Listing:
** begin **
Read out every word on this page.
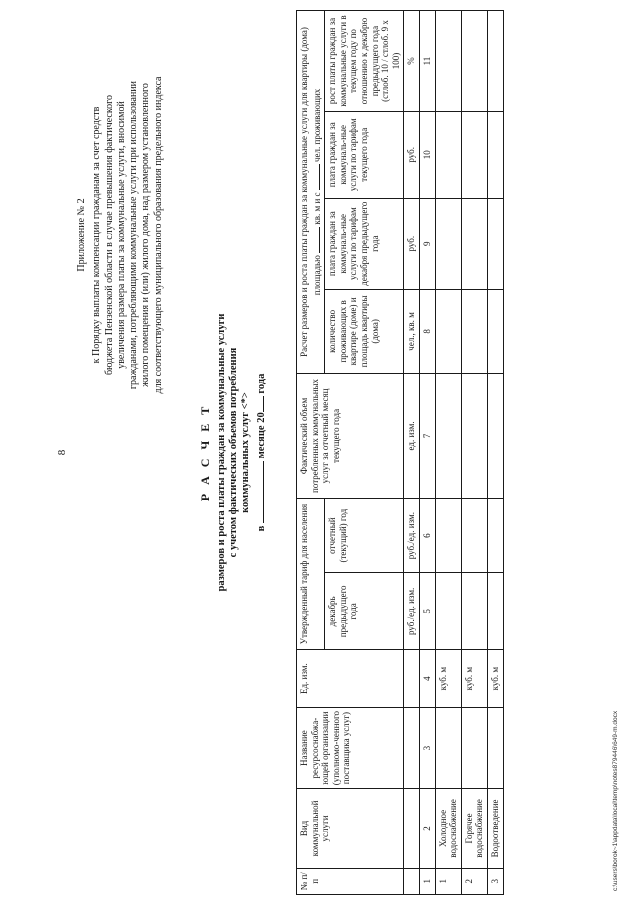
8
Приложение № 2 к Порядку выплаты компенсации гражданам за счет средств бюджета Пензенской области в случае превышения фактического увеличения размера платы за коммунальные услуги, вносимой гражданами, потребляющими коммунальные услуги при использовании жилого помещения и (или) жилого дома, над размером установленного для соответствующего муниципального образования предельного индекса
Р А С Ч Е Т размеров и роста платы граждан за коммунальные услуги с учетом фактических объемов потребления коммунальных услуг <*>
в  месяце 20 года
№ п/п	Вид коммунальной услуги	Название ресурсоснабжа-ющей организации (уполномо-ченного поставщика услуг)	Ед. изм.	Утвержденный тариф для населения		Фактический объем потребленных коммунальных услуг за отчетный месяц текущего года	Расчет размеров и роста платы граждан за коммунальные услуги для квартиры (дома) площадью  кв. м и с  чел. проживающих			
				декабрь предыдущего года	отчетный (текущий) год		количество проживающих в квартире (доме) и площадь квартиры (дома)	плата граждан за коммуналь-ные услуги по тарифам декабря предыдущего года	плата граждан за коммуналь-ные услуги по тарифам текущего года	рост платы граждан за коммунальные услуги в текущем году по отношению к декабрю предыдущего года (стлоб. 10 / стлоб. 9 х 100)
				руб./ед. изм.	руб./ед. изм.	ед. изм.	чел., кв. м	руб.	руб.	%
1	2	3	4	5	6	7	8	9	10	11
1	Холодное водоснабжение		куб. м							
2	Горячее водоснабжение		куб. м							
3	Водоотведение		куб. м							
c:\users\borok~1\appdata\local\temp\notes879446\649-m.docx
** end **
Problem to solve: Search the data above for lines holding "размеров" and copy each of them.

Answer for the task:
Р А С Ч Е Т размеров и роста платы граждан за коммунальные услуги с учетом фактических объемов потребления коммунальных услуг <*>
№ п/п	Вид коммунальной услуги	Название ресурсоснабжа-ющей организации (уполномо-ченного поставщика услуг)	Ед. изм.	Утвержденный тариф для населения		Фактический объем потребленных коммунальных услуг за отчетный месяц текущего года	Расчет размеров и роста платы граждан за коммунальные услуги для квартиры (дома) площадью  кв. м и с  чел. проживающих			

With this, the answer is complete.